Here are records with pictures in them. Copy all of them exactly and leave the pictures out.
━━━━━━━━━━━━━━━━━━━━
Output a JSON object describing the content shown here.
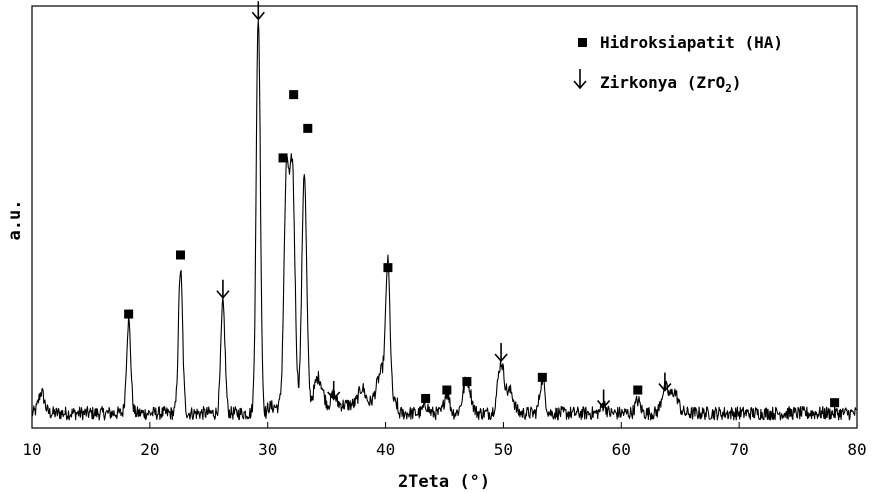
{
  "chart_data": {
    "type": "line",
    "xlabel": "2Teta (°)",
    "ylabel": "a.u.",
    "xlim": [
      10,
      80
    ],
    "ylim": [
      0,
      100
    ],
    "x_ticks": [
      10,
      20,
      30,
      40,
      50,
      60,
      70,
      80
    ],
    "grid": false,
    "legend_position": "top-right",
    "legend": [
      {
        "marker": "square",
        "label": "Hidroksiapatit (HA)"
      },
      {
        "marker": "down-arrow",
        "label_main": "Zirkonya (ZrO",
        "label_sub": "2",
        "label_end": ")"
      }
    ],
    "peaks": [
      {
        "x": 10.8,
        "h": 5,
        "w": 0.35
      },
      {
        "x": 18.2,
        "h": 22,
        "w": 0.25
      },
      {
        "x": 22.6,
        "h": 34,
        "w": 0.25
      },
      {
        "x": 26.2,
        "h": 26,
        "w": 0.25
      },
      {
        "x": 29.2,
        "h": 94,
        "w": 0.25
      },
      {
        "x": 31.6,
        "h": 55,
        "w": 0.3
      },
      {
        "x": 32.1,
        "h": 55,
        "w": 0.3
      },
      {
        "x": 33.1,
        "h": 56,
        "w": 0.28
      },
      {
        "x": 34.3,
        "h": 7,
        "w": 0.5
      },
      {
        "x": 35.6,
        "h": 3,
        "w": 0.3
      },
      {
        "x": 38.0,
        "h": 4,
        "w": 0.4
      },
      {
        "x": 39.7,
        "h": 8,
        "w": 0.6
      },
      {
        "x": 40.2,
        "h": 30,
        "w": 0.25
      },
      {
        "x": 43.4,
        "h": 2,
        "w": 0.3
      },
      {
        "x": 45.2,
        "h": 5,
        "w": 0.3
      },
      {
        "x": 46.9,
        "h": 8,
        "w": 0.45
      },
      {
        "x": 49.8,
        "h": 12,
        "w": 0.4
      },
      {
        "x": 50.6,
        "h": 5,
        "w": 0.4
      },
      {
        "x": 53.3,
        "h": 8,
        "w": 0.3
      },
      {
        "x": 58.5,
        "h": 2,
        "w": 0.3
      },
      {
        "x": 61.4,
        "h": 3,
        "w": 0.3
      },
      {
        "x": 63.7,
        "h": 6,
        "w": 0.4
      },
      {
        "x": 64.5,
        "h": 5,
        "w": 0.45
      }
    ],
    "markers": [
      {
        "type": "square",
        "x": 18.2,
        "y": 27
      },
      {
        "type": "square",
        "x": 22.6,
        "y": 41
      },
      {
        "type": "square",
        "x": 31.3,
        "y": 64
      },
      {
        "type": "square",
        "x": 32.2,
        "y": 79
      },
      {
        "type": "square",
        "x": 33.4,
        "y": 71
      },
      {
        "type": "square",
        "x": 40.2,
        "y": 38
      },
      {
        "type": "square",
        "x": 43.4,
        "y": 7
      },
      {
        "type": "square",
        "x": 45.2,
        "y": 9
      },
      {
        "type": "square",
        "x": 46.9,
        "y": 11
      },
      {
        "type": "square",
        "x": 53.3,
        "y": 12
      },
      {
        "type": "square",
        "x": 61.4,
        "y": 9
      },
      {
        "type": "square",
        "x": 78.1,
        "y": 6
      },
      {
        "type": "arrow",
        "x": 26.2,
        "y": 33
      },
      {
        "type": "arrow",
        "x": 29.2,
        "y": 99
      },
      {
        "type": "arrow",
        "x": 35.6,
        "y": 9
      },
      {
        "type": "arrow",
        "x": 49.8,
        "y": 18
      },
      {
        "type": "arrow",
        "x": 58.5,
        "y": 7
      },
      {
        "type": "arrow",
        "x": 63.7,
        "y": 11
      }
    ]
  }
}
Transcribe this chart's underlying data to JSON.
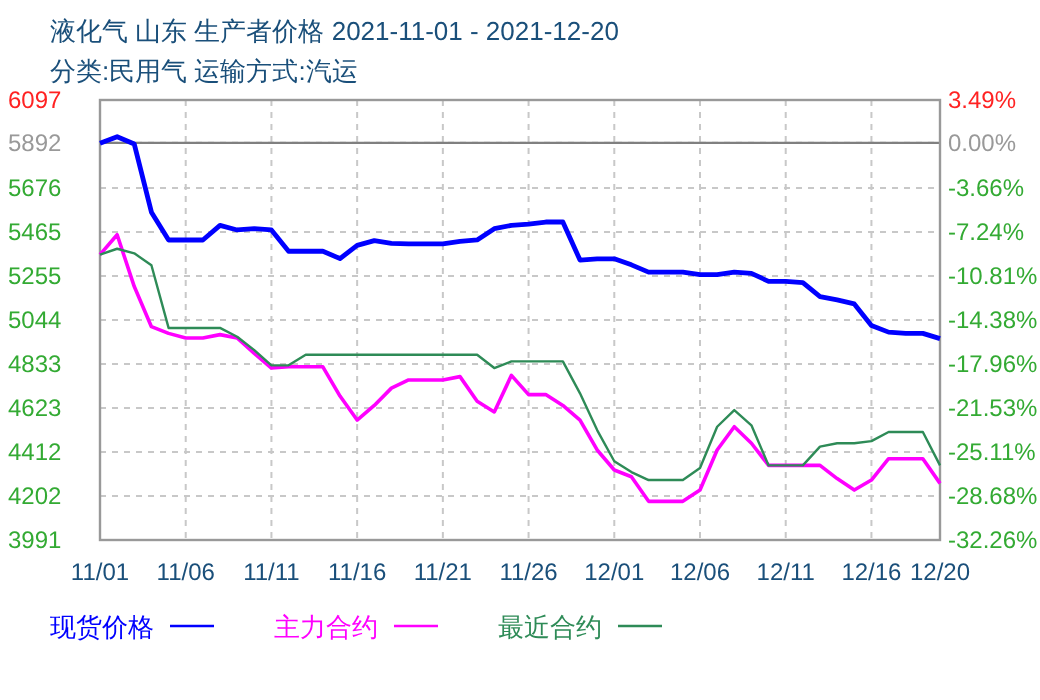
━━━━━━━━━━━━━━━━━━━━
● Answer to the task:
Output a JSON object describing the content shown here.
{
  "chart_data": {
    "type": "line",
    "xlabel": "2Teta (°)",
    "ylabel": "a.u.",
    "xlim": [
      10,
      80
    ],
    "ylim": [
      0,
      100
    ],
    "x_ticks": [
      10,
      20,
      30,
      40,
      50,
      60,
      70,
      80
    ],
    "grid": false,
    "legend_position": "top-right",
    "legend": [
      {
        "marker": "square",
        "label": "Hidroksiapatit (HA)"
      },
      {
        "marker": "down-arrow",
        "label_main": "Zirkonya (ZrO",
        "label_sub": "2",
        "label_end": ")"
      }
    ],
    "peaks": [
      {
        "x": 10.8,
        "h": 5,
        "w": 0.35
      },
      {
        "x": 18.2,
        "h": 22,
        "w": 0.25
      },
      {
        "x": 22.6,
        "h": 34,
        "w": 0.25
      },
      {
        "x": 26.2,
        "h": 26,
        "w": 0.25
      },
      {
        "x": 29.2,
        "h": 94,
        "w": 0.25
      },
      {
        "x": 31.6,
        "h": 55,
        "w": 0.3
      },
      {
        "x": 32.1,
        "h": 55,
        "w": 0.3
      },
      {
        "x": 33.1,
        "h": 56,
        "w": 0.28
      },
      {
        "x": 34.3,
        "h": 7,
        "w": 0.5
      },
      {
        "x": 35.6,
        "h": 3,
        "w": 0.3
      },
      {
        "x": 38.0,
        "h": 4,
        "w": 0.4
      },
      {
        "x": 39.7,
        "h": 8,
        "w": 0.6
      },
      {
        "x": 40.2,
        "h": 30,
        "w": 0.25
      },
      {
        "x": 43.4,
        "h": 2,
        "w": 0.3
      },
      {
        "x": 45.2,
        "h": 5,
        "w": 0.3
      },
      {
        "x": 46.9,
        "h": 8,
        "w": 0.45
      },
      {
        "x": 49.8,
        "h": 12,
        "w": 0.4
      },
      {
        "x": 50.6,
        "h": 5,
        "w": 0.4
      },
      {
        "x": 53.3,
        "h": 8,
        "w": 0.3
      },
      {
        "x": 58.5,
        "h": 2,
        "w": 0.3
      },
      {
        "x": 61.4,
        "h": 3,
        "w": 0.3
      },
      {
        "x": 63.7,
        "h": 6,
        "w": 0.4
      },
      {
        "x": 64.5,
        "h": 5,
        "w": 0.45
      }
    ],
    "markers": [
      {
        "type": "square",
        "x": 18.2,
        "y": 27
      },
      {
        "type": "square",
        "x": 22.6,
        "y": 41
      },
      {
        "type": "square",
        "x": 31.3,
        "y": 64
      },
      {
        "type": "square",
        "x": 32.2,
        "y": 79
      },
      {
        "type": "square",
        "x": 33.4,
        "y": 71
      },
      {
        "type": "square",
        "x": 40.2,
        "y": 38
      },
      {
        "type": "square",
        "x": 43.4,
        "y": 7
      },
      {
        "type": "square",
        "x": 45.2,
        "y": 9
      },
      {
        "type": "square",
        "x": 46.9,
        "y": 11
      },
      {
        "type": "square",
        "x": 53.3,
        "y": 12
      },
      {
        "type": "square",
        "x": 61.4,
        "y": 9
      },
      {
        "type": "square",
        "x": 78.1,
        "y": 6
      },
      {
        "type": "arrow",
        "x": 26.2,
        "y": 33
      },
      {
        "type": "arrow",
        "x": 29.2,
        "y": 99
      },
      {
        "type": "arrow",
        "x": 35.6,
        "y": 9
      },
      {
        "type": "arrow",
        "x": 49.8,
        "y": 18
      },
      {
        "type": "arrow",
        "x": 58.5,
        "y": 7
      },
      {
        "type": "arrow",
        "x": 63.7,
        "y": 11
      }
    ]
  }
}
Transcribe this chart's underlying data to JSON.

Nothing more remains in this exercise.